## Source passage
Kasper Risgård

Personal information
- Full name: Kasper Winde Risgård
- Date of birth: 4 January 1983 (age 43)
- Place of birth: Aalborg, Denmark
- Height: 1.82 m (5 ft 11+1⁄2 in)
- Position: Midfielder

Youth career
- AaB

Senior career*
- Years: Team / Apps / (Gls)
- 2002–2009: AaB / 116 / (13)
- 2004: → Nordjylland (loan) / 9 / (0)
- 2009–2010: Arminia Bielefeld / 24 / (3)
- 2010–2011: Panionios / 3 / (0)
- 2011–2013: Silkeborg IF / 63 / (12)
- 2013–2019: AaB / 165 / (24)

International career
- 2003–2004: Denmark U20 / 3 / (0)

= Kasper Risgård =

Danish footballer (born 1983)

Kasper Winde Risgård (born 4 January 1983) is a Danish retired footballer who played as a midfielder.

== Career ==

===AaB===
Risgård was introduced to top flight football late in the 2002–03 season when AaB surprisingly found themselves struggling in the bottom of the table. Risgård made some fine displays, including a goal in the DONG Cup semifinal against Brøndby IF and a vital winner against Køge BK.

During the next seasons, Risgård fell further away from the team and was eventually loaned out to local rivals FC Nordjylland. When he returned to AaB, he remained a substitute but due to many injuries, Risgård got a new chance as central defender in the end of the 2005–06 season, where he played well for half a year before being moved once again in the fall of 2007. This time Aalborg BK coach Erik Hamrén moved him to a position as a defensive midfielder, where he proved himself an important first team player. Due to a series of impressive performances as a defensive midfielder in both the Danish Superliga and the UEFA Cup Danish national coach Morten Olsen brought him into the Danish national league squad.

## Exercises to complete
**1.** Decide whether each statement agrees with the Kasper Risgård article. Answer yes or no for each, and quote the words from the article that decide it.
(a) Risgård was loaned out to FC Nordjylland.
(b) Erik Hamrén moved Risgård to central defender.
(c) Risgård scored in the DONG Cup semifinal against Brøndby IF.
**2.** Write the next part of the Kasper Risgård article, beginning right after its final sentence.

(Annotated element entries)
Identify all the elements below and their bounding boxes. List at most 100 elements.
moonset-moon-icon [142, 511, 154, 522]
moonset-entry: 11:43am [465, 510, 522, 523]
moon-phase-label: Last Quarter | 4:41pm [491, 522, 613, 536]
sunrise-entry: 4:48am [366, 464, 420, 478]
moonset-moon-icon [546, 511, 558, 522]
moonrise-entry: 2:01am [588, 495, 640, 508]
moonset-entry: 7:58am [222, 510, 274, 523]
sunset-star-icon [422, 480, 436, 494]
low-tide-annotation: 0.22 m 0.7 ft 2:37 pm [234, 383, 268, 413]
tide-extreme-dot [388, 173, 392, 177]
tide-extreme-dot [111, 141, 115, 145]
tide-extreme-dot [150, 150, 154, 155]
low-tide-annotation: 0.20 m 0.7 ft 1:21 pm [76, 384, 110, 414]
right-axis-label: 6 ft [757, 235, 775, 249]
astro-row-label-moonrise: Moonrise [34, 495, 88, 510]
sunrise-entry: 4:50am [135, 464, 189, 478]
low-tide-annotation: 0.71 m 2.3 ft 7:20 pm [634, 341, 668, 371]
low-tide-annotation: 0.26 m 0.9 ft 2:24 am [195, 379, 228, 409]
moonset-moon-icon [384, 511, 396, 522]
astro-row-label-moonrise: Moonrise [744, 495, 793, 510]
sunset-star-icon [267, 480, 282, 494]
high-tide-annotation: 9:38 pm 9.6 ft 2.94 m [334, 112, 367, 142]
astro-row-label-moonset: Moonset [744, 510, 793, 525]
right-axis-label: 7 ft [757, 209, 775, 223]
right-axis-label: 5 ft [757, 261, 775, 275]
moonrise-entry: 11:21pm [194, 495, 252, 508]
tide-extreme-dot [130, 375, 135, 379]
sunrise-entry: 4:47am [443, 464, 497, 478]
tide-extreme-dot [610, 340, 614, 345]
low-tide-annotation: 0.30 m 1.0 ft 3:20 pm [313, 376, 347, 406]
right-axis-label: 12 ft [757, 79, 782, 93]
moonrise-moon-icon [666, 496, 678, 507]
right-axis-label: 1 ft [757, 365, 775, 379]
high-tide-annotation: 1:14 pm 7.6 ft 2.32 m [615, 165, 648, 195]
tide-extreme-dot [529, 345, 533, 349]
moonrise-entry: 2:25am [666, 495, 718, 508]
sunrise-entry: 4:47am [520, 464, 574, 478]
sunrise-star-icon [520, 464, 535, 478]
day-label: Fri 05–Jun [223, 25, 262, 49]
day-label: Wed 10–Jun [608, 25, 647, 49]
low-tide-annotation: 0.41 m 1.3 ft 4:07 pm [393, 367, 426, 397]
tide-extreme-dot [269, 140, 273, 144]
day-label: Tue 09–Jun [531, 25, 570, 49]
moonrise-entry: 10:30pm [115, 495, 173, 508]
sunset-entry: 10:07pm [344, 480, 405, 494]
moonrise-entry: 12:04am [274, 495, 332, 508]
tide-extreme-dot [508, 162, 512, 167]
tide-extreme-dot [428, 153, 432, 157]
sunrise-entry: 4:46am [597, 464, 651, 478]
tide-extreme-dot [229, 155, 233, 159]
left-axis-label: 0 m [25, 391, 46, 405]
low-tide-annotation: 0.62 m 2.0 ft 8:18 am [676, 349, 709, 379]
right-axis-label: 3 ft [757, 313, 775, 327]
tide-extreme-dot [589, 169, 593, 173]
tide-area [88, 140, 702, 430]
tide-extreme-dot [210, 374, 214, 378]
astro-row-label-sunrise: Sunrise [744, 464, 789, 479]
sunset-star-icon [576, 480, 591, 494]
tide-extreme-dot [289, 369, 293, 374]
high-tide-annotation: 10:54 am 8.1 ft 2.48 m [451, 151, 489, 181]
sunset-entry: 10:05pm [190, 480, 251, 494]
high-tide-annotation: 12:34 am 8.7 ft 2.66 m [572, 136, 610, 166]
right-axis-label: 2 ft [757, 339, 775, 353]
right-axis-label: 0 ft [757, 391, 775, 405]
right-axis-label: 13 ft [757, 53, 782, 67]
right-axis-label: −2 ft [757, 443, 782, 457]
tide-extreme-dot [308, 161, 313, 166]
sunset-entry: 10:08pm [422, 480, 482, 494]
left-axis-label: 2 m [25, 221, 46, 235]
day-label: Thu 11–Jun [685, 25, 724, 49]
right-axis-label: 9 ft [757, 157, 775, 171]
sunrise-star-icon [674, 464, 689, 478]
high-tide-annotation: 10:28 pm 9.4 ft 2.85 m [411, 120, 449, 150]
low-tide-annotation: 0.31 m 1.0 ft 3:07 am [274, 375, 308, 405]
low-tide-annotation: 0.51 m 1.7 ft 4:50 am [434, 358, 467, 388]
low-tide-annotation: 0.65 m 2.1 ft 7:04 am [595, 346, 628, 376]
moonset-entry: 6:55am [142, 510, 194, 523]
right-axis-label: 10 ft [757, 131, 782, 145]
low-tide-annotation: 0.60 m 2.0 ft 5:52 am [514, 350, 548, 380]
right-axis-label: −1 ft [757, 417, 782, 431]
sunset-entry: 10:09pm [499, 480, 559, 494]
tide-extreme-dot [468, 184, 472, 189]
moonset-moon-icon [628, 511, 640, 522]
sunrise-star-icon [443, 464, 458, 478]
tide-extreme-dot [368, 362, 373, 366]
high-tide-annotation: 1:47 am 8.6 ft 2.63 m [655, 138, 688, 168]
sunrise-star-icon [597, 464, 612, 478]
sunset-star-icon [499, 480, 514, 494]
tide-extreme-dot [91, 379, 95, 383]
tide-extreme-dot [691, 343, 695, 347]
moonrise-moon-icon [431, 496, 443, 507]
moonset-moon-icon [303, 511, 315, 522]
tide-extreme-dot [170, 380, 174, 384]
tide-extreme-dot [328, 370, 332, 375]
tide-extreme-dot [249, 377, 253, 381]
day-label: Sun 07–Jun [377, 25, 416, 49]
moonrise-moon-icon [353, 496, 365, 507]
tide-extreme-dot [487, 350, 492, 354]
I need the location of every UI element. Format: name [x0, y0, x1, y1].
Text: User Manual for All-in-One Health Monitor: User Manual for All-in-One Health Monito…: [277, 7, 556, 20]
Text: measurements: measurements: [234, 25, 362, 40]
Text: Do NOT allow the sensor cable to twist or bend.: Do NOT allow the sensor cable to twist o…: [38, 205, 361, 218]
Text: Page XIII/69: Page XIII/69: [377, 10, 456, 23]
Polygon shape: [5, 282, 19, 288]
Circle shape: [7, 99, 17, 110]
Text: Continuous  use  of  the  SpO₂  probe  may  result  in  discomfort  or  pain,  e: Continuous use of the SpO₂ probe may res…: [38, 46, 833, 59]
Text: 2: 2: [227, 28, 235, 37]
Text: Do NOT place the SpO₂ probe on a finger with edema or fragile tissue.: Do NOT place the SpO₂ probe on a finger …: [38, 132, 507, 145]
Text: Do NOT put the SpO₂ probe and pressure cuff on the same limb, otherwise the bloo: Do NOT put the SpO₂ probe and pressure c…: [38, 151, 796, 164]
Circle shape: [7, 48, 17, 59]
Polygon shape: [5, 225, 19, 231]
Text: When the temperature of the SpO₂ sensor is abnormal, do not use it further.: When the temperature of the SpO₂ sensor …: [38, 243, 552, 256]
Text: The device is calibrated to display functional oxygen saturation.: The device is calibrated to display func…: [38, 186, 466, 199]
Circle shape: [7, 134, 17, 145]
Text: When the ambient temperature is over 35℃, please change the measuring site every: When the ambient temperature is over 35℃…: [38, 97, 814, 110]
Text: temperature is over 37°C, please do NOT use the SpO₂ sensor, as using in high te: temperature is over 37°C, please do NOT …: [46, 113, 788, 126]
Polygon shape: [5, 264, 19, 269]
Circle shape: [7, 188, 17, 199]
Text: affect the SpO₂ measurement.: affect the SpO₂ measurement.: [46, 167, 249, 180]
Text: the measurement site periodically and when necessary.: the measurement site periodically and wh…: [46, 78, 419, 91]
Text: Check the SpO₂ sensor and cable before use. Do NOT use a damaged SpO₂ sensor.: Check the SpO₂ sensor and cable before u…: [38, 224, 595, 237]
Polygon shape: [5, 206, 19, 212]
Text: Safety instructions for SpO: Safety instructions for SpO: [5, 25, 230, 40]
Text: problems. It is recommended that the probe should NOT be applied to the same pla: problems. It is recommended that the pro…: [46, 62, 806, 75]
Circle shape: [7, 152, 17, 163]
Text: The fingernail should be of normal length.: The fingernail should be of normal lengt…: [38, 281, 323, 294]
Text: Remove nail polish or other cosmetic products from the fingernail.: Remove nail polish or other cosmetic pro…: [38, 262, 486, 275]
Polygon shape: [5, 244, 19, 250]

## Exercise answers
**1.**
(a) Yes: "was eventually loaned out to local rivals FC Nordjylland"
(b) No: "This time Aalborg BK coach Erik Hamrén moved him to a position as a defensive midfielder"
(c) Yes: "including a goal in the DONG Cup semifinal against Brøndby IF"

**2.**
===Bielefeld===
On 9 June 2009, Risgård signed a three-year deal with German 2. Bundesliga club Arminia Bielefeld on a free transfer. Here he joined up with fellow dane, Jonas Kamper. On 4 December 2009, Risgård scored his first goal for the club in a 2–3 defeat against Fortuna Düsseldorf.

===Panionios===
On 31 August 2010, Risgård signed a two-year deal with Super League club Panionios He was released from his contract with Panionios in February 2011, as Paninios didn't pay his wages for four months.

===Silkeborg IF===
On 1 March 2011, Risgård signed a two-year deal with the Danish Superliga club Silkeborg IF. As the transfer took place outside the transfer window, the contract had to be approved by UEFA, before he could play for Silkeborg IF.

===AaB===
On 19 July 2013, Risgård signed a one-year deal with his childhood club AaB. On 29 January 2014 the contract was extended with two more years. Risgård retired at the end of the 2018/19 season.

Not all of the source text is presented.